— START Information supplied —
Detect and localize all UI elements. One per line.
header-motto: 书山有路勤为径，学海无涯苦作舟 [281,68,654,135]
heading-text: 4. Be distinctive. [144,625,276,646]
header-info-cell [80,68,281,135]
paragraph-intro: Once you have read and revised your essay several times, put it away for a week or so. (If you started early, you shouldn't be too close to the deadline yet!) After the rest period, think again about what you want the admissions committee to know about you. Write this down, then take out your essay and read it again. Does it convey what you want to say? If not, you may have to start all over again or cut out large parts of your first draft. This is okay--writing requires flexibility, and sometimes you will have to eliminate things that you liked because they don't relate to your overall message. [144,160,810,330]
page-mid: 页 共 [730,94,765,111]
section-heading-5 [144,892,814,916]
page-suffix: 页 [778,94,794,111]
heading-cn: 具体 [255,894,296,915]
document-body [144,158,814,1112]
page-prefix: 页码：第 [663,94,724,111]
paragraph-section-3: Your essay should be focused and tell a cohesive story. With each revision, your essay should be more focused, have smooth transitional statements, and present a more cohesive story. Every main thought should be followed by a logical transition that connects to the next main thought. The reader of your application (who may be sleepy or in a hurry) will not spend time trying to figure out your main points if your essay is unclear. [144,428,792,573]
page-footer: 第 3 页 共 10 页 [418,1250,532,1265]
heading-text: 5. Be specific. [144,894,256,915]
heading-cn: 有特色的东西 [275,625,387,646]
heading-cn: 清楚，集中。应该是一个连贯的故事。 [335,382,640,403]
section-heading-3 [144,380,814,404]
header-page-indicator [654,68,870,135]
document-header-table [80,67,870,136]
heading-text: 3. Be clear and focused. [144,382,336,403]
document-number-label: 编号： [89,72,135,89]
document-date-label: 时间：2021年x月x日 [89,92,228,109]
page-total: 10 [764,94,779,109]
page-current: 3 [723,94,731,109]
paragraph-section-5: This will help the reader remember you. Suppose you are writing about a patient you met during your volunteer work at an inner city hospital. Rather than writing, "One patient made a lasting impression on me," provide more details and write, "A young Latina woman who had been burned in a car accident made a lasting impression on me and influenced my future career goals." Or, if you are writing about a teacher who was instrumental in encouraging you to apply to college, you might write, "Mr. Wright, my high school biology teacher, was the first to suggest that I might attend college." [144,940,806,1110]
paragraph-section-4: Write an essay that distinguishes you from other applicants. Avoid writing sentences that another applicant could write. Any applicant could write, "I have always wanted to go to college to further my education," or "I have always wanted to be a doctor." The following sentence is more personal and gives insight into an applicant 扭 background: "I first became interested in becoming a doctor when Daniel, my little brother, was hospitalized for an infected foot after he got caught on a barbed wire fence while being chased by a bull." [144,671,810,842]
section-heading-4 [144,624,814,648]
— END Information supplied —
__Your objective__: Please take everything from the start of the listing down to the line containing "page-current: 3 [723,94,731,109]" and substitute "title-text" for "heading-text", leaving all else unchanged.

__The answer__:
Detect and localize all UI elements. One per line.
header-motto: 书山有路勤为径，学海无涯苦作舟 [281,68,654,135]
title-text: 4. Be distinctive. [144,625,276,646]
header-info-cell [80,68,281,135]
paragraph-intro: Once you have read and revised your essay several times, put it away for a week or so. (If you started early, you shouldn't be too close to the deadline yet!) After the rest period, think again about what you want the admissions committee to know about you. Write this down, then take out your essay and read it again. Does it convey what you want to say? If not, you may have to start all over again or cut out large parts of your first draft. This is okay--writing requires flexibility, and sometimes you will have to eliminate things that you liked because they don't relate to your overall message. [144,160,810,330]
page-mid: 页 共 [730,94,765,111]
section-heading-5 [144,892,814,916]
page-suffix: 页 [778,94,794,111]
heading-cn: 具体 [255,894,296,915]
document-body [144,158,814,1112]
page-prefix: 页码：第 [663,94,724,111]
paragraph-section-3: Your essay should be focused and tell a cohesive story. With each revision, your essay should be more focused, have smooth transitional statements, and present a more cohesive story. Every main thought should be followed by a logical transition that connects to the next main thought. The reader of your application (who may be sleepy or in a hurry) will not spend time trying to figure out your main points if your essay is unclear. [144,428,792,573]
page-footer: 第 3 页 共 10 页 [418,1250,532,1265]
title-text: 5. Be specific. [144,894,256,915]
heading-cn: 有特色的东西 [275,625,387,646]
heading-cn: 清楚，集中。应该是一个连贯的故事。 [335,382,640,403]
section-heading-3 [144,380,814,404]
header-page-indicator [654,68,870,135]
document-header-table [80,67,870,136]
title-text: 3. Be clear and focused. [144,382,336,403]
document-number-label: 编号： [89,72,135,89]
document-date-label: 时间：2021年x月x日 [89,92,228,109]
page-total: 10 [764,94,779,109]
page-current: 3 [723,94,731,109]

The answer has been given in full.